### What the task requires:
Report every line from the material that contains the word "true".

* START Records provided *

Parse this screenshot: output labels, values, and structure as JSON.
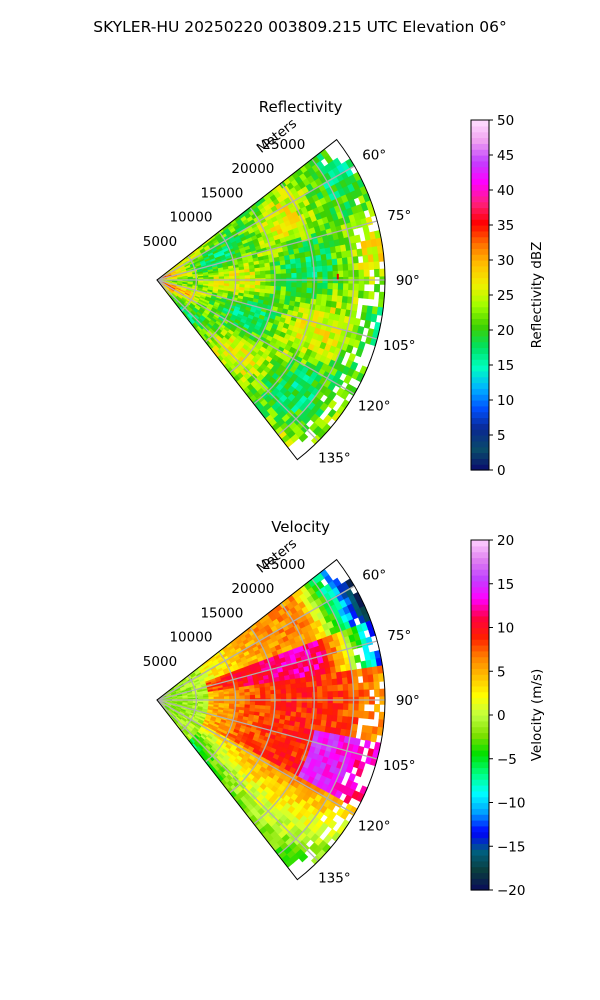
{
  "suptitle": "SKYLER-HU  20250220  003809.215 UTC Elevation 06°",
  "chart_data": [
    {
      "type": "heatmap",
      "projection": "polar-sector",
      "title": "Reflectivity",
      "range_label": "Meters",
      "theta_range_deg": [
        52,
        142
      ],
      "theta_ticks": [
        "60°",
        "75°",
        "90°",
        "105°",
        "120°",
        "135°"
      ],
      "theta_tick_values": [
        60,
        75,
        90,
        105,
        120,
        135
      ],
      "r_range": [
        0,
        29000
      ],
      "r_ticks": [
        "5000",
        "10000",
        "15000",
        "20000",
        "25000"
      ],
      "r_tick_values": [
        5000,
        10000,
        15000,
        20000,
        25000
      ],
      "grid": true,
      "colorbar": {
        "label": "Reflectivity dBZ",
        "range": [
          0,
          50
        ],
        "ticks": [
          "0",
          "5",
          "10",
          "15",
          "20",
          "25",
          "30",
          "35",
          "40",
          "45",
          "50"
        ],
        "tick_values": [
          0,
          5,
          10,
          15,
          20,
          25,
          30,
          35,
          40,
          45,
          50
        ],
        "colors": [
          "#0a0a6e",
          "#0a4c6a",
          "#0a2890",
          "#0050ff",
          "#00b4ff",
          "#00ffc0",
          "#00e060",
          "#40d000",
          "#a0ff00",
          "#f0f000",
          "#ffc000",
          "#ff7000",
          "#ff0000",
          "#ff2080",
          "#ff00ff",
          "#c040ff",
          "#f0a0f0",
          "#ffe0ff"
        ]
      },
      "field_description_values": {
        "typical_dbz": [
          20,
          30
        ],
        "near_radar_dbz": [
          27,
          33
        ],
        "isolated_max_dbz": 38
      }
    },
    {
      "type": "heatmap",
      "projection": "polar-sector",
      "title": "Velocity",
      "range_label": "Meters",
      "theta_range_deg": [
        52,
        142
      ],
      "theta_ticks": [
        "60°",
        "75°",
        "90°",
        "105°",
        "120°",
        "135°"
      ],
      "theta_tick_values": [
        60,
        75,
        90,
        105,
        120,
        135
      ],
      "r_range": [
        0,
        29000
      ],
      "r_ticks": [
        "5000",
        "10000",
        "15000",
        "20000",
        "25000"
      ],
      "r_tick_values": [
        5000,
        10000,
        15000,
        20000,
        25000
      ],
      "grid": true,
      "colorbar": {
        "label": "Velocity (m/s)",
        "range": [
          -20,
          20
        ],
        "ticks": [
          "−20",
          "−15",
          "−10",
          "−5",
          "0",
          "5",
          "10",
          "15",
          "20"
        ],
        "tick_values": [
          -20,
          -15,
          -10,
          -5,
          0,
          5,
          10,
          15,
          20
        ],
        "colors": [
          "#0a0a5a",
          "#0a3c3c",
          "#006080",
          "#0000ff",
          "#00a0ff",
          "#00ffff",
          "#00ff80",
          "#00e000",
          "#80e000",
          "#c0ff40",
          "#ffff00",
          "#ffc000",
          "#ff8000",
          "#ff2000",
          "#ff0040",
          "#ff00ff",
          "#c040ff",
          "#e080f0",
          "#ffd0ff"
        ]
      },
      "field_description_values": {
        "near_radar_ms": [
          -4,
          0
        ],
        "mid_range_ms": [
          5,
          10
        ],
        "far_60_80deg_ms": [
          -15,
          -10
        ],
        "far_100_115deg_ms": [
          10,
          15
        ]
      }
    }
  ]
}
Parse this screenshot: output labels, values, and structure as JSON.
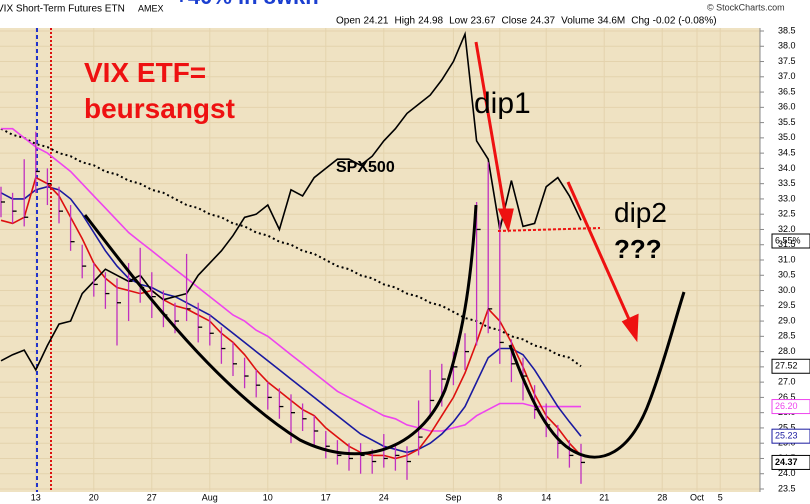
{
  "header": {
    "title": "VIX Short-Term Futures ETN",
    "exchange": "AMEX",
    "headline": "+40% in 8wkn",
    "credit": "© StockCharts.com",
    "stats": [
      {
        "label": "Open",
        "value": 24.21
      },
      {
        "label": "High",
        "value": 24.98
      },
      {
        "label": "Low",
        "value": 23.67
      },
      {
        "label": "Close",
        "value": 24.37
      },
      {
        "label": "Volume",
        "value": "34.6M"
      },
      {
        "label": "Chg",
        "value": "-0.02 (-0.08%)"
      }
    ],
    "change_box": "6.55%"
  },
  "chart_data": {
    "type": "ohlc",
    "annotations": [
      "VIX ETF=",
      "beursangst",
      "dip1",
      "dip2",
      "???"
    ],
    "ylim": [
      23.5,
      38.5
    ],
    "yticks": [
      23.5,
      {
        "value": 24,
        "label": "24.0"
      },
      24.5,
      {
        "value": 25,
        "label": "25.0"
      },
      25.5,
      {
        "value": 26,
        "label": "26.0"
      },
      26.5,
      {
        "value": 27,
        "label": "27.0"
      },
      27.5,
      {
        "value": 28,
        "label": "28.0"
      },
      28.5,
      {
        "value": 29,
        "label": "29.0"
      },
      29.5,
      {
        "value": 30,
        "label": "30.0"
      },
      30.5,
      {
        "value": 31,
        "label": "31.0"
      },
      31.5,
      {
        "value": 32,
        "label": "32.0"
      },
      32.5,
      {
        "value": 33,
        "label": "33.0"
      },
      33.5,
      {
        "value": 34,
        "label": "34.0"
      },
      34.5,
      {
        "value": 35,
        "label": "35.0"
      },
      35.5,
      {
        "value": 36,
        "label": "36.0"
      },
      36.5,
      {
        "value": 37,
        "label": "37.0"
      },
      37.5,
      {
        "value": 38,
        "label": "38.0"
      },
      38.5
    ],
    "grid": true,
    "categories": [
      null,
      null,
      null,
      "13",
      null,
      null,
      null,
      null,
      "20",
      null,
      null,
      null,
      null,
      "27",
      null,
      null,
      null,
      null,
      "Aug",
      null,
      null,
      null,
      null,
      "10",
      null,
      null,
      null,
      null,
      "17",
      null,
      null,
      null,
      null,
      "24",
      null,
      null,
      null,
      null,
      null,
      "Sep",
      null,
      null,
      null,
      "8",
      null,
      null,
      null,
      "14",
      null,
      null,
      null,
      null,
      "21",
      null,
      null,
      null,
      null,
      "28",
      null,
      null,
      "Oct",
      null,
      "5",
      null,
      null,
      null
    ],
    "bars": {
      "color": "#c030c0",
      "last_label": "24.37",
      "close": [
        32.9,
        32.6,
        32.4,
        33.9,
        33.5,
        32.6,
        31.6,
        30.8,
        30.2,
        29.9,
        29.6,
        30.3,
        30.1,
        29.8,
        29.2,
        29.0,
        29.4,
        28.8,
        28.6,
        28.1,
        27.6,
        27.2,
        26.9,
        26.5,
        26.2,
        26.0,
        25.8,
        25.4,
        24.9,
        24.6,
        24.5,
        24.6,
        24.4,
        24.5,
        24.6,
        24.4,
        25.2,
        26.4,
        27.1,
        27.5,
        28.0,
        32.0,
        29.4,
        28.3,
        27.6,
        27.2,
        26.1,
        25.6,
        25.0,
        24.6,
        24.37,
        null,
        null,
        null,
        null,
        null,
        null,
        null,
        null,
        null,
        null,
        null,
        null,
        null,
        null,
        null
      ],
      "high": [
        33.4,
        33.2,
        34.3,
        35.2,
        34.0,
        33.4,
        32.8,
        31.5,
        30.9,
        30.6,
        30.4,
        30.9,
        31.4,
        30.6,
        30.0,
        29.6,
        31.2,
        29.6,
        29.2,
        28.8,
        28.3,
        27.8,
        27.4,
        27.0,
        26.8,
        26.6,
        26.3,
        25.9,
        25.4,
        25.1,
        25.0,
        25.0,
        24.8,
        25.3,
        25.0,
        24.9,
        26.4,
        27.4,
        27.6,
        28.0,
        28.6,
        32.9,
        34.2,
        32.3,
        28.4,
        27.8,
        26.9,
        26.3,
        25.6,
        25.1,
        24.98,
        null,
        null,
        null,
        null,
        null,
        null,
        null,
        null,
        null,
        null,
        null,
        null,
        null,
        null,
        null
      ],
      "low": [
        32.4,
        32.2,
        32.1,
        33.2,
        32.8,
        32.2,
        31.3,
        30.4,
        29.8,
        29.4,
        28.2,
        29.0,
        29.6,
        29.1,
        28.8,
        28.6,
        29.0,
        28.3,
        28.2,
        27.6,
        27.2,
        26.8,
        26.5,
        26.1,
        25.8,
        25.0,
        25.4,
        24.9,
        24.5,
        24.3,
        24.1,
        24.0,
        24.0,
        24.2,
        24.1,
        23.8,
        24.6,
        25.8,
        26.2,
        26.9,
        27.4,
        28.2,
        28.6,
        27.6,
        27.0,
        26.4,
        25.8,
        25.2,
        24.5,
        24.2,
        23.67,
        null,
        null,
        null,
        null,
        null,
        null,
        null,
        null,
        null,
        null,
        null,
        null,
        null,
        null,
        null
      ]
    },
    "lines": [
      {
        "color": "#000000",
        "dashed": true,
        "last_label": "27.52",
        "values": [
          35.3,
          35.1,
          35.0,
          34.8,
          34.7,
          34.5,
          34.4,
          34.2,
          34.1,
          33.9,
          33.8,
          33.6,
          33.5,
          33.3,
          33.2,
          33.0,
          32.8,
          32.7,
          32.5,
          32.4,
          32.2,
          32.1,
          31.9,
          31.8,
          31.6,
          31.5,
          31.3,
          31.2,
          31.0,
          30.8,
          30.7,
          30.5,
          30.4,
          30.2,
          30.1,
          29.9,
          29.8,
          29.6,
          29.5,
          29.3,
          29.1,
          29.0,
          28.8,
          28.7,
          28.5,
          28.4,
          28.2,
          28.1,
          27.9,
          27.8,
          27.52,
          null,
          null,
          null,
          null,
          null,
          null,
          null,
          null,
          null,
          null,
          null,
          null,
          null,
          null,
          null
        ]
      },
      {
        "color": "#ee44ee",
        "last_label": "26.20",
        "values": [
          35.3,
          35.3,
          35.0,
          34.7,
          34.5,
          34.2,
          33.9,
          33.5,
          33.1,
          32.7,
          32.3,
          31.9,
          31.6,
          31.3,
          31.0,
          30.7,
          30.4,
          30.1,
          29.8,
          29.5,
          29.2,
          29.0,
          28.7,
          28.5,
          28.2,
          27.9,
          27.6,
          27.3,
          27.0,
          26.7,
          26.5,
          26.3,
          26.1,
          25.9,
          25.8,
          25.6,
          25.5,
          25.4,
          25.4,
          25.5,
          25.6,
          25.9,
          26.1,
          26.3,
          26.3,
          26.3,
          26.2,
          26.2,
          26.2,
          26.2,
          26.2,
          null,
          null,
          null,
          null,
          null,
          null,
          null,
          null,
          null,
          null,
          null,
          null,
          null,
          null,
          null
        ]
      },
      {
        "color": "#1a1aa0",
        "last_label": "25.23",
        "values": [
          33.2,
          33.0,
          33.0,
          33.3,
          33.4,
          33.3,
          33.0,
          32.5,
          31.9,
          31.3,
          30.8,
          30.4,
          30.2,
          30.1,
          29.9,
          29.8,
          29.6,
          29.4,
          29.2,
          28.9,
          28.6,
          28.3,
          28.0,
          27.7,
          27.4,
          27.1,
          26.8,
          26.5,
          26.2,
          25.9,
          25.6,
          25.3,
          25.1,
          24.9,
          24.8,
          24.7,
          24.8,
          25.0,
          25.3,
          25.7,
          26.2,
          27.0,
          27.8,
          28.1,
          28.1,
          27.9,
          27.4,
          26.8,
          26.2,
          25.7,
          25.23,
          null,
          null,
          null,
          null,
          null,
          null,
          null,
          null,
          null,
          null,
          null,
          null,
          null,
          null,
          null
        ]
      },
      {
        "color": "#dd1010",
        "values": [
          32.3,
          32.2,
          32.4,
          33.7,
          33.5,
          33.1,
          32.4,
          31.7,
          30.9,
          30.4,
          30.1,
          30.0,
          29.9,
          30.0,
          29.7,
          29.5,
          29.4,
          29.2,
          29.0,
          28.6,
          28.3,
          27.9,
          27.4,
          27.0,
          26.7,
          26.4,
          26.1,
          25.9,
          25.5,
          25.2,
          24.9,
          24.7,
          24.6,
          24.6,
          24.5,
          24.6,
          24.8,
          25.3,
          25.9,
          26.5,
          27.3,
          28.3,
          29.4,
          29.0,
          28.3,
          27.5,
          26.6,
          25.9,
          25.5,
          25.0,
          24.6,
          null,
          null,
          null,
          null,
          null,
          null,
          null,
          null,
          null,
          null,
          null,
          null,
          null,
          null,
          null
        ]
      },
      {
        "name": "SPX500",
        "color": "#000000",
        "values": [
          27.7,
          27.9,
          28.05,
          27.4,
          28.2,
          28.9,
          29.0,
          29.9,
          30.3,
          30.7,
          30.5,
          30.3,
          30.5,
          30.0,
          29.7,
          29.8,
          29.9,
          30.5,
          30.9,
          31.3,
          31.8,
          32.4,
          32.5,
          32.8,
          32.0,
          33.3,
          33.1,
          33.7,
          34.0,
          34.3,
          34.3,
          34.1,
          34.4,
          34.9,
          35.3,
          35.8,
          36.1,
          36.4,
          36.9,
          37.5,
          38.4,
          34.9,
          34.3,
          32.0,
          33.6,
          32.1,
          32.2,
          33.4,
          33.7,
          33.1,
          32.3,
          null,
          null,
          null,
          null,
          null,
          null,
          null,
          null,
          null,
          null,
          null,
          null,
          null,
          null,
          null
        ]
      }
    ]
  }
}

* END Records provided *

### Full output:
      "grid": true,
      "grid": true,
    "grid": true,
        "dashed": true,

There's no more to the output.